BEGIN DATASET ENTRIES

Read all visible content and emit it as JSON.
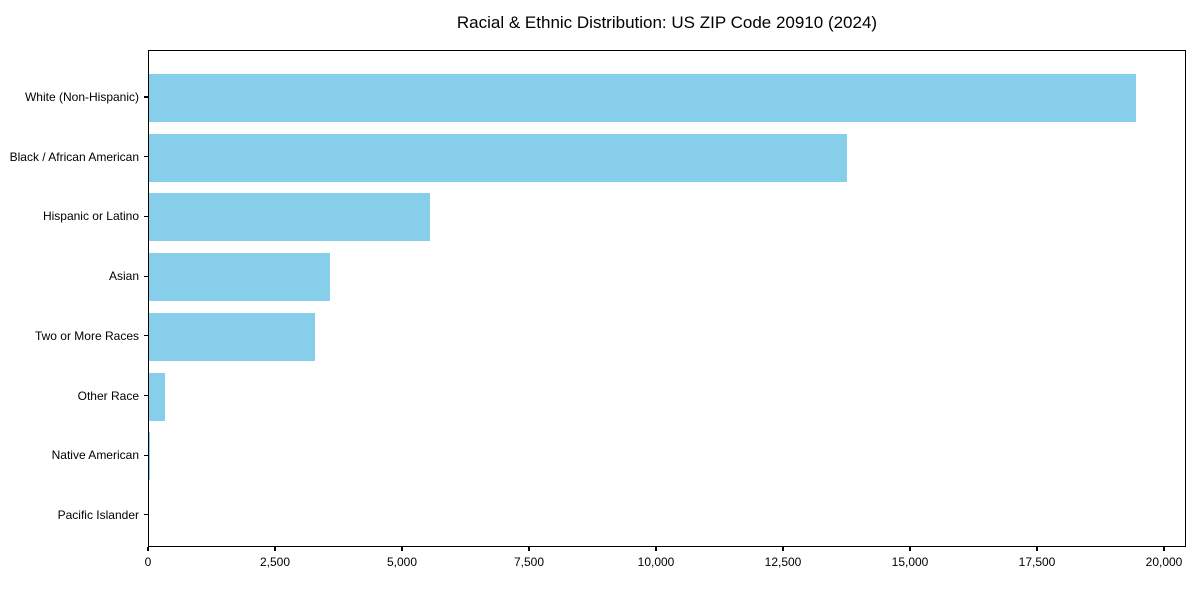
{
  "chart_data": {
    "type": "bar",
    "orientation": "horizontal",
    "title": "Racial & Ethnic Distribution: US ZIP Code 20910 (2024)",
    "categories": [
      "White (Non-Hispanic)",
      "Black / African American",
      "Hispanic or Latino",
      "Asian",
      "Two or More Races",
      "Other Race",
      "Native American",
      "Pacific Islander"
    ],
    "values": [
      19450,
      13760,
      5570,
      3600,
      3290,
      350,
      40,
      15
    ],
    "xlabel": "",
    "ylabel": "",
    "xlim": [
      0,
      20433
    ],
    "xticks": [
      0,
      2500,
      5000,
      7500,
      10000,
      12500,
      15000,
      17500,
      20000
    ],
    "xtick_labels": [
      "0",
      "2,500",
      "5,000",
      "7,500",
      "10,000",
      "12,500",
      "15,000",
      "17,500",
      "20,000"
    ],
    "bar_color": "#87CEEB",
    "axis_color": "#000000",
    "text_color": "#000000",
    "background_color": "#ffffff",
    "grid": false,
    "legend": "none"
  }
}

END DATASET ENTRIES

PROBLEM - Quote every record above exactly, omitting any pictures they contain.

EXPECTED ANSWER -
Read all visible content and emit it as JSON.
{
  "chart_data": {
    "type": "bar",
    "orientation": "horizontal",
    "title": "Racial & Ethnic Distribution: US ZIP Code 20910 (2024)",
    "categories": [
      "White (Non-Hispanic)",
      "Black / African American",
      "Hispanic or Latino",
      "Asian",
      "Two or More Races",
      "Other Race",
      "Native American",
      "Pacific Islander"
    ],
    "values": [
      19450,
      13760,
      5570,
      3600,
      3290,
      350,
      40,
      15
    ],
    "xlabel": "",
    "ylabel": "",
    "xlim": [
      0,
      20433
    ],
    "xticks": [
      0,
      2500,
      5000,
      7500,
      10000,
      12500,
      15000,
      17500,
      20000
    ],
    "xtick_labels": [
      "0",
      "2,500",
      "5,000",
      "7,500",
      "10,000",
      "12,500",
      "15,000",
      "17,500",
      "20,000"
    ],
    "bar_color": "#87CEEB",
    "axis_color": "#000000",
    "text_color": "#000000",
    "background_color": "#ffffff",
    "grid": false,
    "legend": "none"
  }
}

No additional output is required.